EXERCISE OBJECTIVE:
From the entries below, extract every line that includes the word "SDTVAR".

[Structured figure records]
++++

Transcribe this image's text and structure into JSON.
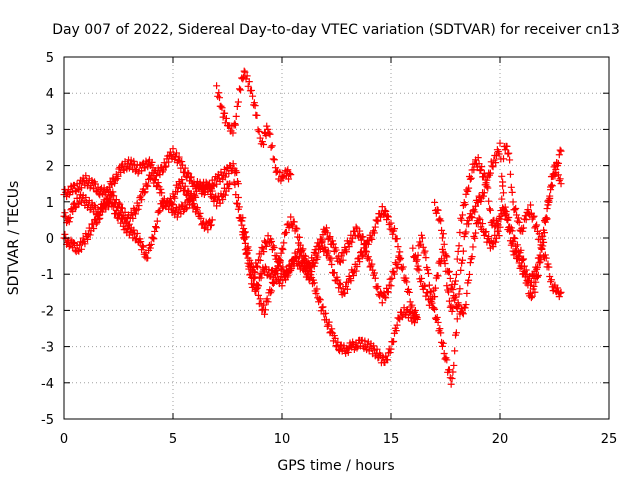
{
  "chart_data": {
    "type": "scatter",
    "title": "Day 007 of 2022, Sidereal Day-to-day VTEC variation (SDTVAR) for receiver cn13",
    "xlabel": "GPS time / hours",
    "ylabel": "SDTVAR / TECUs",
    "xlim": [
      0,
      25
    ],
    "ylim": [
      -5,
      5
    ],
    "xticks": [
      0,
      5,
      10,
      15,
      20,
      25
    ],
    "yticks": [
      -5,
      -4,
      -3,
      -2,
      -1,
      0,
      1,
      2,
      3,
      4,
      5
    ],
    "grid": true,
    "marker": "plus",
    "color": "#ff0000",
    "series": [
      {
        "name": "trace-1",
        "x": [
          0.0,
          0.2,
          0.4,
          0.6,
          0.8,
          1.0,
          1.2,
          1.4,
          1.6,
          1.8,
          2.0,
          2.2,
          2.4,
          2.6,
          2.8,
          3.0,
          3.2,
          3.4,
          3.6,
          3.8,
          4.0,
          4.2,
          4.4,
          4.6,
          4.8,
          5.0,
          5.2,
          5.4,
          5.6,
          5.8,
          6.0,
          6.2,
          6.4,
          6.6,
          6.8,
          7.0,
          7.2,
          7.4,
          7.6,
          7.8,
          8.0
        ],
        "y": [
          1.2,
          1.3,
          1.35,
          1.4,
          1.5,
          1.6,
          1.5,
          1.45,
          1.3,
          1.25,
          1.35,
          1.5,
          1.7,
          1.9,
          2.0,
          2.05,
          2.0,
          1.9,
          1.95,
          2.1,
          2.0,
          1.85,
          1.8,
          2.0,
          2.2,
          2.35,
          2.2,
          2.0,
          1.8,
          1.6,
          1.5,
          1.4,
          1.3,
          1.35,
          1.5,
          1.6,
          1.7,
          1.8,
          1.9,
          2.0,
          1.5
        ]
      },
      {
        "name": "trace-2",
        "x": [
          0.0,
          0.2,
          0.4,
          0.6,
          0.8,
          1.0,
          1.2,
          1.4,
          1.6,
          1.8,
          2.0,
          2.2,
          2.4,
          2.6,
          2.8,
          3.0,
          3.2,
          3.4,
          3.6,
          3.8,
          4.0,
          4.2,
          4.4,
          4.6,
          4.8,
          5.0,
          5.2,
          5.4,
          5.6,
          5.8,
          6.0,
          6.2,
          6.4,
          6.6,
          6.8,
          7.0,
          7.2,
          7.4,
          7.6
        ],
        "y": [
          0.6,
          0.5,
          0.8,
          1.0,
          1.1,
          1.0,
          0.9,
          0.8,
          0.7,
          0.9,
          1.1,
          1.2,
          1.0,
          0.8,
          0.6,
          0.5,
          0.7,
          0.9,
          1.2,
          1.5,
          1.7,
          1.6,
          1.3,
          1.0,
          0.9,
          1.1,
          1.4,
          1.5,
          1.3,
          1.1,
          1.2,
          1.4,
          1.5,
          1.4,
          1.2,
          1.0,
          1.1,
          1.3,
          1.5
        ]
      },
      {
        "name": "trace-3",
        "x": [
          0.0,
          0.2,
          0.4,
          0.6,
          0.8,
          1.0,
          1.2,
          1.4,
          1.6,
          1.8,
          2.0,
          2.2,
          2.4,
          2.6,
          2.8,
          3.0,
          3.2,
          3.4,
          3.6,
          3.8,
          4.0,
          4.2,
          4.4,
          4.6,
          4.8,
          5.0,
          5.2,
          5.4,
          5.6,
          5.8,
          6.0,
          6.2,
          6.4,
          6.6,
          6.8
        ],
        "y": [
          0.0,
          -0.1,
          -0.2,
          -0.3,
          -0.2,
          0.0,
          0.2,
          0.4,
          0.6,
          0.8,
          1.0,
          0.9,
          0.7,
          0.5,
          0.3,
          0.2,
          0.1,
          0.0,
          -0.3,
          -0.5,
          -0.2,
          0.3,
          0.8,
          1.0,
          0.9,
          0.8,
          0.7,
          0.8,
          0.9,
          1.0,
          0.9,
          0.6,
          0.4,
          0.3,
          0.5
        ]
      },
      {
        "name": "trace-4",
        "x": [
          7.0,
          7.1,
          7.2,
          7.3,
          7.4,
          7.5,
          7.6,
          7.7,
          7.8,
          7.9,
          8.0,
          8.1,
          8.2,
          8.3,
          8.4,
          8.5,
          8.6,
          8.7,
          8.8,
          8.9,
          9.0,
          9.1,
          9.2,
          9.3,
          9.4,
          9.5,
          9.6,
          9.7,
          9.8,
          9.9,
          10.0,
          10.1,
          10.2,
          10.3,
          10.4
        ],
        "y": [
          4.1,
          3.9,
          3.6,
          3.4,
          3.3,
          3.2,
          3.1,
          3.0,
          3.0,
          3.3,
          3.8,
          4.2,
          4.5,
          4.6,
          4.4,
          4.2,
          4.0,
          3.7,
          3.5,
          3.1,
          2.8,
          2.6,
          2.8,
          3.0,
          2.9,
          2.6,
          2.3,
          2.0,
          1.8,
          1.7,
          1.6,
          1.7,
          1.8,
          1.75,
          1.75
        ]
      },
      {
        "name": "trace-5",
        "x": [
          7.8,
          8.0,
          8.2,
          8.4,
          8.6,
          8.8,
          9.0,
          9.2,
          9.4,
          9.6,
          9.8,
          10.0,
          10.2,
          10.4,
          10.6,
          10.8,
          11.0,
          11.2,
          11.4,
          11.6,
          11.8,
          12.0,
          12.2,
          12.4,
          12.6,
          12.8,
          13.0,
          13.2,
          13.4,
          13.6,
          13.8,
          14.0,
          14.2,
          14.4,
          14.6,
          14.8,
          15.0,
          15.2,
          15.4,
          15.6,
          15.8,
          16.0,
          16.2
        ],
        "y": [
          1.5,
          0.8,
          0.2,
          -0.5,
          -1.0,
          -0.8,
          -0.5,
          -0.2,
          0.0,
          -0.3,
          -0.6,
          -0.9,
          -1.0,
          -0.8,
          -0.5,
          -0.4,
          -0.6,
          -0.9,
          -0.8,
          -0.5,
          -0.2,
          -0.3,
          -0.6,
          -1.0,
          -1.3,
          -1.5,
          -1.3,
          -1.0,
          -0.8,
          -0.5,
          -0.3,
          -0.1,
          0.2,
          0.5,
          0.8,
          0.6,
          0.3,
          0.1,
          -0.5,
          -1.0,
          -1.5,
          -2.0,
          -2.2
        ]
      },
      {
        "name": "trace-6",
        "x": [
          8.0,
          8.2,
          8.4,
          8.6,
          8.8,
          9.0,
          9.2,
          9.4,
          9.6,
          9.8,
          10.0,
          10.2,
          10.4,
          10.6,
          10.8,
          11.0,
          11.2,
          11.4,
          11.6,
          11.8,
          12.0,
          12.2,
          12.4,
          12.6,
          12.8,
          13.0,
          13.2,
          13.4,
          13.6,
          13.8,
          14.0,
          14.2,
          14.4,
          14.6,
          14.8,
          15.0,
          15.2,
          15.4,
          15.6,
          15.8,
          16.0,
          16.2
        ],
        "y": [
          1.0,
          0.2,
          -0.5,
          -1.2,
          -1.5,
          -1.0,
          -0.9,
          -0.95,
          -1.0,
          -1.1,
          -1.2,
          -1.0,
          -0.8,
          -0.6,
          -0.7,
          -0.9,
          -1.0,
          -1.2,
          -1.5,
          -1.9,
          -2.2,
          -2.5,
          -2.8,
          -3.0,
          -3.1,
          -3.05,
          -3.0,
          -2.95,
          -2.9,
          -2.95,
          -3.0,
          -3.1,
          -3.2,
          -3.4,
          -3.3,
          -3.1,
          -2.5,
          -2.2,
          -2.0,
          -2.1,
          -2.2,
          -2.25
        ]
      },
      {
        "name": "trace-7",
        "x": [
          8.2,
          8.4,
          8.6,
          8.8,
          9.0,
          9.2,
          9.4,
          9.6,
          9.8,
          10.0,
          10.2,
          10.4,
          10.6,
          10.8,
          11.0,
          11.2,
          11.4,
          11.6,
          11.8,
          12.0,
          12.2,
          12.4,
          12.6,
          12.8,
          13.0,
          13.2,
          13.4,
          13.6,
          13.8,
          14.0,
          14.2,
          14.4,
          14.6,
          14.8,
          15.0,
          15.2,
          15.4
        ],
        "y": [
          0.5,
          -0.2,
          -0.8,
          -1.3,
          -1.8,
          -2.0,
          -1.6,
          -1.2,
          -0.8,
          -0.3,
          0.2,
          0.5,
          0.3,
          -0.1,
          -0.5,
          -0.8,
          -0.6,
          -0.3,
          0.0,
          0.2,
          0.0,
          -0.3,
          -0.6,
          -0.5,
          -0.2,
          0.0,
          0.2,
          0.1,
          -0.2,
          -0.6,
          -1.0,
          -1.4,
          -1.7,
          -1.5,
          -1.2,
          -0.8,
          -0.6
        ]
      },
      {
        "name": "trace-8",
        "x": [
          16.2,
          16.4,
          16.6,
          16.8,
          17.0,
          17.2,
          17.4,
          17.6,
          17.8,
          18.0,
          18.2,
          18.4,
          18.6,
          18.8,
          19.0,
          19.2,
          19.4,
          19.6,
          19.8,
          20.0,
          20.2,
          20.4,
          20.6,
          20.8,
          21.0,
          21.2,
          21.4,
          21.6,
          21.8,
          22.0,
          22.2,
          22.4,
          22.6,
          22.8
        ],
        "y": [
          -0.5,
          0.0,
          -0.5,
          -1.5,
          -2.0,
          -2.5,
          -3.0,
          -3.6,
          -4.0,
          -2.5,
          -1.0,
          0.2,
          0.5,
          0.8,
          1.0,
          1.2,
          1.5,
          2.0,
          2.2,
          2.5,
          0.8,
          0.2,
          -0.3,
          -0.6,
          -0.8,
          -1.2,
          -1.6,
          -1.4,
          -0.8,
          0.0,
          0.8,
          1.8,
          2.0,
          1.5
        ]
      },
      {
        "name": "trace-9",
        "x": [
          16.0,
          16.2,
          16.4,
          16.6,
          16.8,
          17.0,
          17.2,
          17.4,
          17.6,
          17.8,
          18.0,
          18.2,
          18.4,
          18.6,
          18.8,
          19.0,
          19.2,
          19.4,
          19.6,
          19.8,
          20.0,
          20.2,
          20.4,
          20.6,
          20.8,
          21.0,
          21.2,
          21.4,
          21.6,
          21.8,
          22.0,
          22.2,
          22.4,
          22.6,
          22.8
        ],
        "y": [
          -0.3,
          -0.8,
          -1.2,
          -1.5,
          -1.8,
          -1.5,
          -0.8,
          -0.3,
          -1.5,
          -2.0,
          -1.0,
          0.5,
          1.0,
          1.6,
          2.0,
          2.1,
          1.8,
          1.5,
          0.5,
          0.3,
          0.6,
          0.8,
          0.5,
          0.0,
          -0.3,
          -0.5,
          -1.0,
          -1.2,
          -1.0,
          -0.5,
          0.2,
          1.0,
          1.5,
          2.0,
          2.4
        ]
      },
      {
        "name": "trace-10",
        "x": [
          17.0,
          17.2,
          17.4,
          17.6,
          17.8,
          18.0,
          18.2,
          18.4,
          18.6,
          18.8,
          19.0,
          19.2,
          19.4,
          19.6,
          19.8,
          20.0,
          20.2,
          20.4,
          20.6,
          20.8,
          21.0,
          21.2,
          21.4,
          21.6,
          21.8,
          22.0,
          22.2,
          22.4,
          22.6,
          22.8
        ],
        "y": [
          0.9,
          0.6,
          0.0,
          -0.8,
          -1.4,
          -1.8,
          -2.1,
          -1.9,
          -1.0,
          0.0,
          0.5,
          0.3,
          0.0,
          -0.2,
          0.0,
          0.2,
          2.6,
          2.3,
          1.0,
          0.5,
          0.2,
          0.6,
          0.8,
          0.4,
          0.0,
          -0.4,
          -0.8,
          -1.3,
          -1.5,
          -1.5
        ]
      }
    ]
  }
}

++++

RESULT FOR THIS TASK:
    "title": "Day 007 of 2022, Sidereal Day-to-day VTEC variation (SDTVAR) for receiver cn13",
    "ylabel": "SDTVAR / TECUs",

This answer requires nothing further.